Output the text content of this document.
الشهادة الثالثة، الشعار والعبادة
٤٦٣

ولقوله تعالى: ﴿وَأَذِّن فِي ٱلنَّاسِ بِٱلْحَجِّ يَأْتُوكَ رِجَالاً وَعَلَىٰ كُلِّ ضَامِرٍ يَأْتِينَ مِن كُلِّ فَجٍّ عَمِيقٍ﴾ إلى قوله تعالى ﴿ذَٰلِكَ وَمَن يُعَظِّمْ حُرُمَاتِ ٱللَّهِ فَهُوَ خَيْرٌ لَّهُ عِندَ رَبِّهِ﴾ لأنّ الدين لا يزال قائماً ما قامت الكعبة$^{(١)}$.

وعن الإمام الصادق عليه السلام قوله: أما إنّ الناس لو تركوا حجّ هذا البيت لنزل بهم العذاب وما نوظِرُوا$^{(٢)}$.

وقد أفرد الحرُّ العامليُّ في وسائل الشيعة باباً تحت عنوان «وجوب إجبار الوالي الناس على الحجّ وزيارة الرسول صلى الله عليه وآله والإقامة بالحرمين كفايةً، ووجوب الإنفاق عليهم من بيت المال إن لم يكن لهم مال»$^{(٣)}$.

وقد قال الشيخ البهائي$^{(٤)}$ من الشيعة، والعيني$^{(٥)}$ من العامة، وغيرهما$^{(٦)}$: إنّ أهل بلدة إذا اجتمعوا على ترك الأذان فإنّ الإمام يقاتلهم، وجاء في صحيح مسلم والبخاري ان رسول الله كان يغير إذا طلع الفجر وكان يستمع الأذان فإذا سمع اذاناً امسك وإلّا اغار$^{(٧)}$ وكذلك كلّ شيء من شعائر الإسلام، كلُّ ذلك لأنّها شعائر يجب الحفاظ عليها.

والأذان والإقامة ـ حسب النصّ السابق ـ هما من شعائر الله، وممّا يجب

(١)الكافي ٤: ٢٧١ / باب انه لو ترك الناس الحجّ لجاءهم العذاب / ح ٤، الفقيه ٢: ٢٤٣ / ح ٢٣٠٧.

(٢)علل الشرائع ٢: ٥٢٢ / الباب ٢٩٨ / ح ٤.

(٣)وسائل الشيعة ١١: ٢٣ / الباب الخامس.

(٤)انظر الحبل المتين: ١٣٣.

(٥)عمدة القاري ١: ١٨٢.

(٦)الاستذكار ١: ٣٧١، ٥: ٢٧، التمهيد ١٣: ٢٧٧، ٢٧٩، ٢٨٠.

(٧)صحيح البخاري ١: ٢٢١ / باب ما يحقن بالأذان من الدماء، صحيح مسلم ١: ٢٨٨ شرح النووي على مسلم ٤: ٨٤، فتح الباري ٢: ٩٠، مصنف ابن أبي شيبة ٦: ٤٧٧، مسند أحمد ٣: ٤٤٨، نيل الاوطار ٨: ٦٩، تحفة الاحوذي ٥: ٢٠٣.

...

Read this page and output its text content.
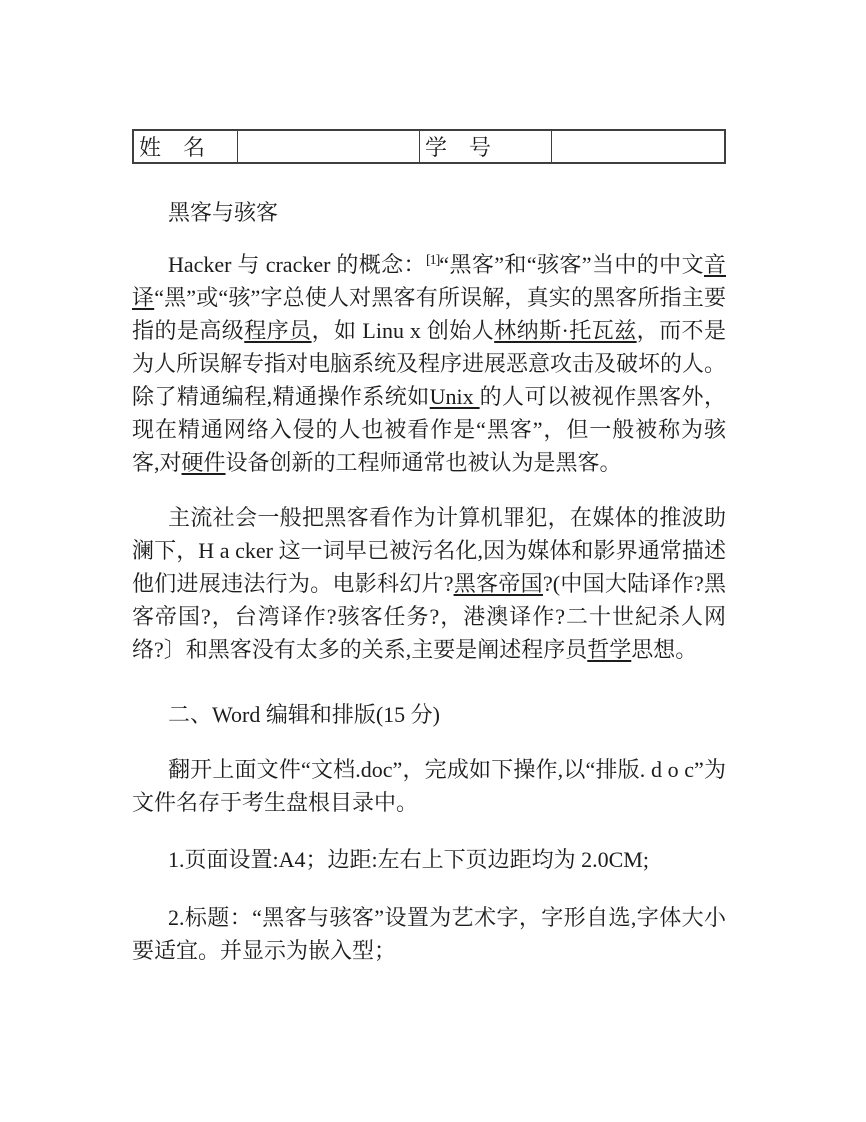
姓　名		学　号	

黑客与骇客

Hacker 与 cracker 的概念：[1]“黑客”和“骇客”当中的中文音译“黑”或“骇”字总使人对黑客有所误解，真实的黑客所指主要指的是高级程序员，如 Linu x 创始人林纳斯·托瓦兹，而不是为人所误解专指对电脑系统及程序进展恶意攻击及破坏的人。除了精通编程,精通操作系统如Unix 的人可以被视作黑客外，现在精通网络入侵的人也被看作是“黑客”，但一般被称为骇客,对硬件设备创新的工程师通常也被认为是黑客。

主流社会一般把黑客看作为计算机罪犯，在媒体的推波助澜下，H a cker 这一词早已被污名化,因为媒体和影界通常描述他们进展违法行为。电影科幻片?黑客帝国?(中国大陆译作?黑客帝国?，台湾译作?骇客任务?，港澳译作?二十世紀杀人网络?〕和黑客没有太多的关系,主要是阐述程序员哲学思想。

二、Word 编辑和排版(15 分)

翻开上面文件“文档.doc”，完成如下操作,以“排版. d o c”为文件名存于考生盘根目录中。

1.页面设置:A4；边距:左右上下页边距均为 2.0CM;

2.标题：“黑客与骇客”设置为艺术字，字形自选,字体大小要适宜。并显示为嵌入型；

■ Task
Search the listing for the word "الشيعة" and return each line that holds it.

■ Problem solution
وقد أفرد الحرُّ العامليُّ في وسائل الشيعة باباً تحت عنوان «وجوب إجبار الوالي الناس على الحجّ وزيارة الرسول صلى الله عليه وآله والإقامة بالحرمين كفايةً، ووجوب الإنفاق عليهم من بيت المال إن لم يكن لهم مال»$^{(٣)}$.
وقد قال الشيخ البهائي$^{(٤)}$ من الشيعة، والعيني$^{(٥)}$ من العامة، وغيرهما$^{(٦)}$: إنّ أهل بلدة إذا اجتمعوا على ترك الأذان فإنّ الإمام يقاتلهم، وجاء في صحيح مسلم والبخاري ان رسول الله كان يغير إذا طلع الفجر وكان يستمع الأذان فإذا سمع اذاناً امسك وإلّا اغار$^{(٧)}$ وكذلك كلّ شيء من شعائر الإسلام، كلُّ ذلك لأنّها شعائر يجب الحفاظ عليها.
(٣)وسائل الشيعة ١١: ٢٣ / الباب الخامس.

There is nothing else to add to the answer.